» **BRIEF**:
Please print all of the material below, word for word.

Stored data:
——

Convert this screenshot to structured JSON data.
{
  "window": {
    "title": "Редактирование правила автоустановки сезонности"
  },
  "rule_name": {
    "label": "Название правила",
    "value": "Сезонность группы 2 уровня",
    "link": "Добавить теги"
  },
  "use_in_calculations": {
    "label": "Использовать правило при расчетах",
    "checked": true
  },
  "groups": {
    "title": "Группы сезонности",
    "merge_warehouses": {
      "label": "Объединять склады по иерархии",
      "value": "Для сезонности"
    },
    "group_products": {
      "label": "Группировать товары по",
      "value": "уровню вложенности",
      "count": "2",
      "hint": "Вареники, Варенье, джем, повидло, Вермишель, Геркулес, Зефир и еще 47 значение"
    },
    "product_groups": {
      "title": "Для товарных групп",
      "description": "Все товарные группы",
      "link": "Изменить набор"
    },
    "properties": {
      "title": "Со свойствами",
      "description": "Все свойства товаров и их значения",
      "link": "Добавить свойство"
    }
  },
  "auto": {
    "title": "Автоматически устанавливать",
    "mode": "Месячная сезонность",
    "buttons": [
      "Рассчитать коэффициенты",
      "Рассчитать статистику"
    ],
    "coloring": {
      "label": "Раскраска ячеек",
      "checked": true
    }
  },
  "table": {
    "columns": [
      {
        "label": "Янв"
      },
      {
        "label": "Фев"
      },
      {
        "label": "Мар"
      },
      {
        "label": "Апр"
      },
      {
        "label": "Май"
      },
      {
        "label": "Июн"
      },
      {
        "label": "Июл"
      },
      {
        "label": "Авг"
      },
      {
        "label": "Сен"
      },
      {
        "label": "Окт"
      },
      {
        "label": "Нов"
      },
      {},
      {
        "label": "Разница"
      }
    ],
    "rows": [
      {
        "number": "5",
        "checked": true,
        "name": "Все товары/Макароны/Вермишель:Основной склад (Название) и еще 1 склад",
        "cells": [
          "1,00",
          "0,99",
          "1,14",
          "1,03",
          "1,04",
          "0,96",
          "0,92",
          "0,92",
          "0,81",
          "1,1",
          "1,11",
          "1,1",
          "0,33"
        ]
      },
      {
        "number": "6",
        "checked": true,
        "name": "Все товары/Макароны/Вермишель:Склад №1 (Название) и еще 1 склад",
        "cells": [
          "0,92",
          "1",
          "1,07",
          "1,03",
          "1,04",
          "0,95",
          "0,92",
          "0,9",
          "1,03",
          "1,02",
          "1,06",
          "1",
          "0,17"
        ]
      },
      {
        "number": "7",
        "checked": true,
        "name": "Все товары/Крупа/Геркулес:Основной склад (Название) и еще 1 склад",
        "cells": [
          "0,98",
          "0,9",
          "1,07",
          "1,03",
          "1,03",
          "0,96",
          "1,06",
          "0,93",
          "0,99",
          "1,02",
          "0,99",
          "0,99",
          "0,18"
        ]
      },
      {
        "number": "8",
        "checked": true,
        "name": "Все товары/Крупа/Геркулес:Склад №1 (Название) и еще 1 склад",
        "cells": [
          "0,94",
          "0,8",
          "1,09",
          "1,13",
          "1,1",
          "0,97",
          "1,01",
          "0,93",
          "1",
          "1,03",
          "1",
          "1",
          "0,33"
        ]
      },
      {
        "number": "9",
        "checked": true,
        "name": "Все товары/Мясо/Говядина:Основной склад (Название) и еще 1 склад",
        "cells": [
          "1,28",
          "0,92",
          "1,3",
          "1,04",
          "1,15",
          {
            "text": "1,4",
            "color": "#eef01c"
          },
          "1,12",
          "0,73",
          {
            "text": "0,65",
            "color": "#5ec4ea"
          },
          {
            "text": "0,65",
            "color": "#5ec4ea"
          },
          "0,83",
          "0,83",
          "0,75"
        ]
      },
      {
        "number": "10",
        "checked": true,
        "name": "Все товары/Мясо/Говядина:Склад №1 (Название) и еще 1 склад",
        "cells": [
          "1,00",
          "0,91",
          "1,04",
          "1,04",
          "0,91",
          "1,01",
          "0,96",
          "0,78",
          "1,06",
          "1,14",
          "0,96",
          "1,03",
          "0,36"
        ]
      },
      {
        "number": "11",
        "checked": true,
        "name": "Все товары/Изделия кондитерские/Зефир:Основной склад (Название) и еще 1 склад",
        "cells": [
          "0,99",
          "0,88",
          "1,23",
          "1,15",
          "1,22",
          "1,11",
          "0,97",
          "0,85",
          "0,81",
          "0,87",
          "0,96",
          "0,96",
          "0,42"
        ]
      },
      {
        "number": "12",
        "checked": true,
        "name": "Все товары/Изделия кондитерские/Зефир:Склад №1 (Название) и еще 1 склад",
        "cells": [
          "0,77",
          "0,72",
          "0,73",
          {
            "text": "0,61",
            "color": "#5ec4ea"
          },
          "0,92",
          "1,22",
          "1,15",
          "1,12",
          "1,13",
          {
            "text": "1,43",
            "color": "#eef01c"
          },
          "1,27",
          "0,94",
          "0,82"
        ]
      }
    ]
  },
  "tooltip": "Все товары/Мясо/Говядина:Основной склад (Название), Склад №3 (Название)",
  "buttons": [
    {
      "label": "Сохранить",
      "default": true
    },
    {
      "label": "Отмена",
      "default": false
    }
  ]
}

——

» **SOLUTION TO THIS EXERCISE**:
Convert this screenshot to structured JSON data.
{
  "window": {
    "title": "Редактирование правила автоустановки сезонности"
  },
  "rule_name": {
    "label": "Название правила",
    "value": "Сезонность группы 2 уровня",
    "link": "Добавить теги"
  },
  "use_in_calculations": {
    "label": "Использовать правило при расчетах",
    "checked": true
  },
  "groups": {
    "title": "Группы сезонности",
    "merge_warehouses": {
      "label": "Объединять склады по иерархии",
      "value": "Для сезонности"
    },
    "group_products": {
      "label": "Группировать товары по",
      "value": "уровню вложенности",
      "count": "2",
      "hint": "Вареники, Варенье, джем, повидло, Вермишель, Геркулес, Зефир и еще 47 значение"
    },
    "product_groups": {
      "title": "Для товарных групп",
      "description": "Все товарные группы",
      "link": "Изменить набор"
    },
    "properties": {
      "title": "Со свойствами",
      "description": "Все свойства товаров и их значения",
      "link": "Добавить свойство"
    }
  },
  "auto": {
    "title": "Автоматически устанавливать",
    "mode": "Месячная сезонность",
    "buttons": [
      "Рассчитать коэффициенты",
      "Рассчитать статистику"
    ],
    "coloring": {
      "label": "Раскраска ячеек",
      "checked": true
    }
  },
  "table": {
    "columns": [
      {
        "label": "Янв"
      },
      {
        "label": "Фев"
      },
      {
        "label": "Мар"
      },
      {
        "label": "Апр"
      },
      {
        "label": "Май"
      },
      {
        "label": "Июн"
      },
      {
        "label": "Июл"
      },
      {
        "label": "Авг"
      },
      {
        "label": "Сен"
      },
      {
        "label": "Окт"
      },
      {
        "label": "Нов"
      },
      {},
      {
        "label": "Разница"
      }
    ],
    "rows": [
      {
        "number": "5",
        "checked": true,
        "name": "Все товары/Макароны/Вермишель:Основной склад (Название) и еще 1 склад",
        "cells": [
          "1,00",
          "0,99",
          "1,14",
          "1,03",
          "1,04",
          "0,96",
          "0,92",
          "0,92",
          "0,81",
          "1,1",
          "1,11",
          "1,1",
          "0,33"
        ]
      },
      {
        "number": "6",
        "checked": true,
        "name": "Все товары/Макароны/Вермишель:Склад №1 (Название) и еще 1 склад",
        "cells": [
          "0,92",
          "1",
          "1,07",
          "1,03",
          "1,04",
          "0,95",
          "0,92",
          "0,9",
          "1,03",
          "1,02",
          "1,06",
          "1",
          "0,17"
        ]
      },
      {
        "number": "7",
        "checked": true,
        "name": "Все товары/Крупа/Геркулес:Основной склад (Название) и еще 1 склад",
        "cells": [
          "0,98",
          "0,9",
          "1,07",
          "1,03",
          "1,03",
          "0,96",
          "1,06",
          "0,93",
          "0,99",
          "1,02",
          "0,99",
          "0,99",
          "0,18"
        ]
      },
      {
        "number": "8",
        "checked": true,
        "name": "Все товары/Крупа/Геркулес:Склад №1 (Название) и еще 1 склад",
        "cells": [
          "0,94",
          "0,8",
          "1,09",
          "1,13",
          "1,1",
          "0,97",
          "1,01",
          "0,93",
          "1",
          "1,03",
          "1",
          "1",
          "0,33"
        ]
      },
      {
        "number": "9",
        "checked": true,
        "name": "Все товары/Мясо/Говядина:Основной склад (Название) и еще 1 склад",
        "cells": [
          "1,28",
          "0,92",
          "1,3",
          "1,04",
          "1,15",
          {
            "text": "1,4",
            "color": "#eef01c"
          },
          "1,12",
          "0,73",
          {
            "text": "0,65",
            "color": "#5ec4ea"
          },
          {
            "text": "0,65",
            "color": "#5ec4ea"
          },
          "0,83",
          "0,83",
          "0,75"
        ]
      },
      {
        "number": "10",
        "checked": true,
        "name": "Все товары/Мясо/Говядина:Склад №1 (Название) и еще 1 склад",
        "cells": [
          "1,00",
          "0,91",
          "1,04",
          "1,04",
          "0,91",
          "1,01",
          "0,96",
          "0,78",
          "1,06",
          "1,14",
          "0,96",
          "1,03",
          "0,36"
        ]
      },
      {
        "number": "11",
        "checked": true,
        "name": "Все товары/Изделия кондитерские/Зефир:Основной склад (Название) и еще 1 склад",
        "cells": [
          "0,99",
          "0,88",
          "1,23",
          "1,15",
          "1,22",
          "1,11",
          "0,97",
          "0,85",
          "0,81",
          "0,87",
          "0,96",
          "0,96",
          "0,42"
        ]
      },
      {
        "number": "12",
        "checked": true,
        "name": "Все товары/Изделия кондитерские/Зефир:Склад №1 (Название) и еще 1 склад",
        "cells": [
          "0,77",
          "0,72",
          "0,73",
          {
            "text": "0,61",
            "color": "#5ec4ea"
          },
          "0,92",
          "1,22",
          "1,15",
          "1,12",
          "1,13",
          {
            "text": "1,43",
            "color": "#eef01c"
          },
          "1,27",
          "0,94",
          "0,82"
        ]
      }
    ]
  },
  "tooltip": "Все товары/Мясо/Говядина:Основной склад (Название), Склад №3 (Название)",
  "buttons": [
    {
      "label": "Сохранить",
      "default": true
    },
    {
      "label": "Отмена",
      "default": false
    }
  ]
}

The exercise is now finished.